Reproduce every line of the following material verbatim, with no changes of any kind.

■ Saved dataset items:
══════════

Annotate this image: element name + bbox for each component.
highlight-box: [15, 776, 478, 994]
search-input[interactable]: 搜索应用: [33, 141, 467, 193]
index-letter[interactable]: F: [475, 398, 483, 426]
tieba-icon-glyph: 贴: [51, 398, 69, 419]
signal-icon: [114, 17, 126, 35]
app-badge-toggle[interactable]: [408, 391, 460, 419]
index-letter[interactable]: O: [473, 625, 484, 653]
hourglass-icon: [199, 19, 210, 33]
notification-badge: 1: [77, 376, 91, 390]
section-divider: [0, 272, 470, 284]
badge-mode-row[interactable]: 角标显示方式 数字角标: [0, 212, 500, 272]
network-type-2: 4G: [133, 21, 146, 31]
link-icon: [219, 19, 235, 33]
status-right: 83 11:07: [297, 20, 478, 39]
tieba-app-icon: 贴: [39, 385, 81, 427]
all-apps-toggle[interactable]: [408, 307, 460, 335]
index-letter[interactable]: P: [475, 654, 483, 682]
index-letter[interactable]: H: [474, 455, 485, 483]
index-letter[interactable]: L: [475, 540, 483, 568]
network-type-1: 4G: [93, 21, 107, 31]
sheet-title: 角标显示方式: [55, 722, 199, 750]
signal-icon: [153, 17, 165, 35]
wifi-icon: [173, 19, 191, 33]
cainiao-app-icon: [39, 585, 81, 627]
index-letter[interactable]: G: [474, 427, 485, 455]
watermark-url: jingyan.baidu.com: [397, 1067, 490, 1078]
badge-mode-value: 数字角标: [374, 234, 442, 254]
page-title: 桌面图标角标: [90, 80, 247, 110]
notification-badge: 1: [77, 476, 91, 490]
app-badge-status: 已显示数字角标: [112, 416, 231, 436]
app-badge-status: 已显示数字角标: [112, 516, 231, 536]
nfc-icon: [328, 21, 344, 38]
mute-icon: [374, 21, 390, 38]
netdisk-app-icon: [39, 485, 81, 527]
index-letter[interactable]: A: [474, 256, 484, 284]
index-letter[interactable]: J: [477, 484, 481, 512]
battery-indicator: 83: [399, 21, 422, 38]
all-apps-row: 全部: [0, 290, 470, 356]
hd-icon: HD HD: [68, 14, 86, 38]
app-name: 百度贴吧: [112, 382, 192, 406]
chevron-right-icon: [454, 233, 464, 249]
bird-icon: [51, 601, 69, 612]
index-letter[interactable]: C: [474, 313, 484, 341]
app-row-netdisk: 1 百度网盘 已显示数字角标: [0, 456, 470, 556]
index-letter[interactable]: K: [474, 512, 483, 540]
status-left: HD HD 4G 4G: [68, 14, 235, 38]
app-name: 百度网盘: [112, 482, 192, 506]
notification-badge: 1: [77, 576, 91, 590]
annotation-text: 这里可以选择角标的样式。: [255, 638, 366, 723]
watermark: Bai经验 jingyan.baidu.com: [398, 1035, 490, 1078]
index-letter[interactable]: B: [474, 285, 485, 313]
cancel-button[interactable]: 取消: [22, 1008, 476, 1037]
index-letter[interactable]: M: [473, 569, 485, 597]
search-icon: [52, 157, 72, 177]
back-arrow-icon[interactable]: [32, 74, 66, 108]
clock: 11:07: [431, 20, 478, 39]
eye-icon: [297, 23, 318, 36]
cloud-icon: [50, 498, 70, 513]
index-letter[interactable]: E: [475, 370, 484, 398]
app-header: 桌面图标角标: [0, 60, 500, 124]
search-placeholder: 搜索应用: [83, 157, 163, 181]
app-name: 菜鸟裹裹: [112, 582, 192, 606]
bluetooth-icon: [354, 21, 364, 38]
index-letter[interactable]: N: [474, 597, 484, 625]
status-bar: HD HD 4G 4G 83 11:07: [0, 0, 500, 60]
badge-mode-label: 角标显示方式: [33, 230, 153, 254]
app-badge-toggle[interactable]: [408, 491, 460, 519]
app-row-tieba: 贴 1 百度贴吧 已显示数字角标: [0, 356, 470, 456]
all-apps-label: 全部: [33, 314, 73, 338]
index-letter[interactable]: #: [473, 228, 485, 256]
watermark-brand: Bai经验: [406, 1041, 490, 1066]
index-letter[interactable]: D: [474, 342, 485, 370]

══════════

■ Correct response:
Annotate this image: element name + bbox for each component.
highlight-box: [15, 776, 478, 994]
search-input[interactable]: 搜索应用: [33, 141, 467, 193]
index-letter[interactable]: F: [475, 398, 483, 426]
tieba-icon-glyph: 贴: [51, 398, 69, 419]
signal-icon: [114, 17, 126, 35]
app-badge-toggle[interactable]: [408, 391, 460, 419]
index-letter[interactable]: O: [473, 625, 484, 653]
hourglass-icon: [199, 19, 210, 33]
notification-badge: 1: [77, 376, 91, 390]
section-divider: [0, 272, 470, 284]
badge-mode-row[interactable]: 角标显示方式 数字角标: [0, 212, 500, 272]
network-type-2: 4G: [133, 21, 146, 31]
link-icon: [219, 19, 235, 33]
status-right: 83 11:07: [297, 20, 478, 39]
tieba-app-icon: 贴: [39, 385, 81, 427]
all-apps-toggle[interactable]: [408, 307, 460, 335]
index-letter[interactable]: P: [475, 654, 483, 682]
index-letter[interactable]: H: [474, 455, 485, 483]
index-letter[interactable]: L: [475, 540, 483, 568]
network-type-1: 4G: [93, 21, 107, 31]
sheet-title: 角标显示方式: [55, 722, 199, 750]
signal-icon: [153, 17, 165, 35]
wifi-icon: [173, 19, 191, 33]
cainiao-app-icon: [39, 585, 81, 627]
index-letter[interactable]: G: [474, 427, 485, 455]
watermark-url: jingyan.baidu.com: [397, 1067, 490, 1078]
badge-mode-value: 数字角标: [374, 234, 442, 254]
page-title: 桌面图标角标: [90, 80, 247, 110]
notification-badge: 1: [77, 476, 91, 490]
app-badge-status: 已显示数字角标: [112, 416, 231, 436]
app-badge-status: 已显示数字角标: [112, 516, 231, 536]
nfc-icon: [328, 21, 344, 38]
mute-icon: [374, 21, 390, 38]
netdisk-app-icon: [39, 485, 81, 527]
index-letter[interactable]: A: [474, 256, 484, 284]
index-letter[interactable]: J: [477, 484, 481, 512]
battery-indicator: 83: [399, 21, 422, 38]
all-apps-row: 全部: [0, 290, 470, 356]
hd-icon: HD HD: [68, 14, 86, 38]
app-name: 百度贴吧: [112, 382, 192, 406]
chevron-right-icon: [454, 233, 464, 249]
bird-icon: [51, 601, 69, 612]
index-letter[interactable]: C: [474, 313, 484, 341]
app-row-netdisk: 1 百度网盘 已显示数字角标: [0, 456, 470, 556]
index-letter[interactable]: K: [474, 512, 483, 540]
status-left: HD HD 4G 4G: [68, 14, 235, 38]
app-name: 百度网盘: [112, 482, 192, 506]
notification-badge: 1: [77, 576, 91, 590]
annotation-text: 这里可以选择角标的样式。: [255, 638, 366, 723]
watermark: Bai经验 jingyan.baidu.com: [398, 1035, 490, 1078]
index-letter[interactable]: B: [474, 285, 485, 313]
cancel-button[interactable]: 取消: [22, 1008, 476, 1037]
index-letter[interactable]: M: [473, 569, 485, 597]
search-icon: [52, 157, 72, 177]
back-arrow-icon[interactable]: [32, 74, 66, 108]
clock: 11:07: [431, 20, 478, 39]
eye-icon: [297, 23, 318, 36]
cloud-icon: [50, 498, 70, 513]
index-letter[interactable]: E: [475, 370, 484, 398]
app-header: 桌面图标角标: [0, 60, 500, 124]
search-placeholder: 搜索应用: [83, 157, 163, 181]
app-name: 菜鸟裹裹: [112, 582, 192, 606]
bluetooth-icon: [354, 21, 364, 38]
index-letter[interactable]: N: [474, 597, 484, 625]
status-bar: HD HD 4G 4G 83 11:07: [0, 0, 500, 60]
badge-mode-label: 角标显示方式: [33, 230, 153, 254]
app-badge-toggle[interactable]: [408, 491, 460, 519]
app-row-tieba: 贴 1 百度贴吧 已显示数字角标: [0, 356, 470, 456]
all-apps-label: 全部: [33, 314, 73, 338]
index-letter[interactable]: #: [473, 228, 485, 256]
watermark-brand: Bai经验: [406, 1041, 490, 1066]
index-letter[interactable]: D: [474, 342, 485, 370]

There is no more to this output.